■ Text ■
start
The tobacco papers #2: Love, loss and dispensation

March9

Swapping a nicotine addiction for a…nicotine addiction is genius unparalleled. I’ve found a way to reminisce on adolescent rebelliousness and keep my breath fresh, increase my life expectancy and maintain my patience levels (kept dangerously low for fools and cold-callers). Fundamentally I’ve found a modus vivendi to maintain my addiction so that it is a) socially acceptable and b) I get praised for it. However, what gum doesn’t have is that dirty edge that sets my pleasure receptors tingling and in the absence of funds to embark on a crack addiction (I also like sanity and teeth), I need more than Polacrilex and Xylitol. To indulge, sate, refrain, relapse and complain about it in the way of the true addict, I need online NRT.
end
■ Records shown ■
start
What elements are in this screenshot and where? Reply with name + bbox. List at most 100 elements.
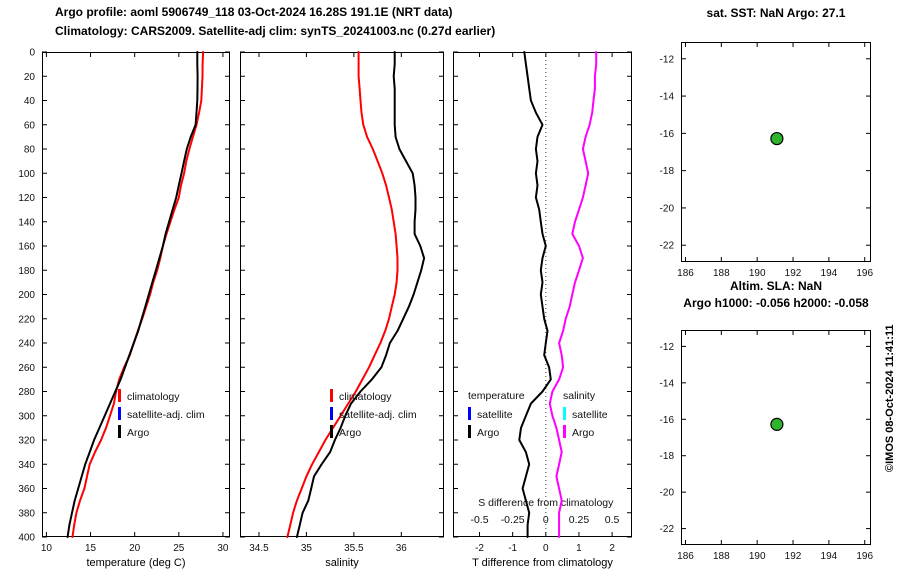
end
start
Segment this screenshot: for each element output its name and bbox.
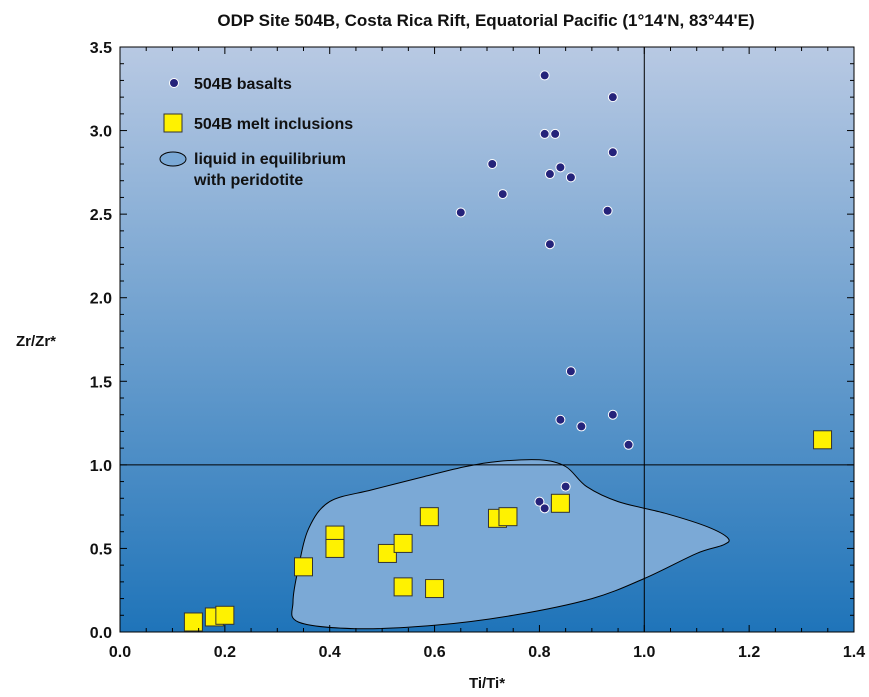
end
■ Problems and tasks ■
• A. Answer from the tobacco papers post:
(i) What words follow "The tobacco papers #2:" in its title?
(ii) For whom are the writer's patience levels kept dangerously low?
(iii) Which two things does the writer name as needing more than?
• B. In the tobacco papers post, retype the passage from "Swapping a nicotine" up to and including "need online NRT.".
You can answer everything here without the records.

■ Answer list ■
• A.
(i) Love, loss and dispensation
(ii) Fools and cold-callers
(iii) Polacrilex and Xylitol

• B.
Swapping a nicotine addiction for a…nicotine addiction is genius unparalleled. I’ve found a way to reminisce on adolescent rebelliousness and keep my breath fresh, increase my life expectancy and maintain my patience levels (kept dangerously low for fools and cold-callers). Fundamentally I’ve found a modus vivendi to maintain my addiction so that it is a) socially acceptable and b) I get praised for it. However, what gum doesn’t have is that dirty edge that sets my pleasure receptors tingling and in the absence of funds to embark on a crack addiction (I also like sanity and teeth), I need more than Polacrilex and Xylitol. To indulge, sate, refrain, relapse and complain about it in the way of the true addict, I need online NRT.